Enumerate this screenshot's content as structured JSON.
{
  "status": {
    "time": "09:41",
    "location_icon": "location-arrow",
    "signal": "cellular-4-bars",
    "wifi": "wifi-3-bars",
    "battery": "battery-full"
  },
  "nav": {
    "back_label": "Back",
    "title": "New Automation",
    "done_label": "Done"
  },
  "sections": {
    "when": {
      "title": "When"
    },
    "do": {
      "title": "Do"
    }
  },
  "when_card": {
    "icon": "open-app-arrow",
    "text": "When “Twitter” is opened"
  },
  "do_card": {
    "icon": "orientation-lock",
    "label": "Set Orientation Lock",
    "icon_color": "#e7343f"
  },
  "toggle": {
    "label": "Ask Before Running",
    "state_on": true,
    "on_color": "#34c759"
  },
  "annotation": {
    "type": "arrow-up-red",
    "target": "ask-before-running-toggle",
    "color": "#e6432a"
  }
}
*-*-*
PROBLEM: Copy all lines above containing the string "title".

THE RESPONSE:
    "title": "New Automation",
      "title": "When"
      "title": "Do"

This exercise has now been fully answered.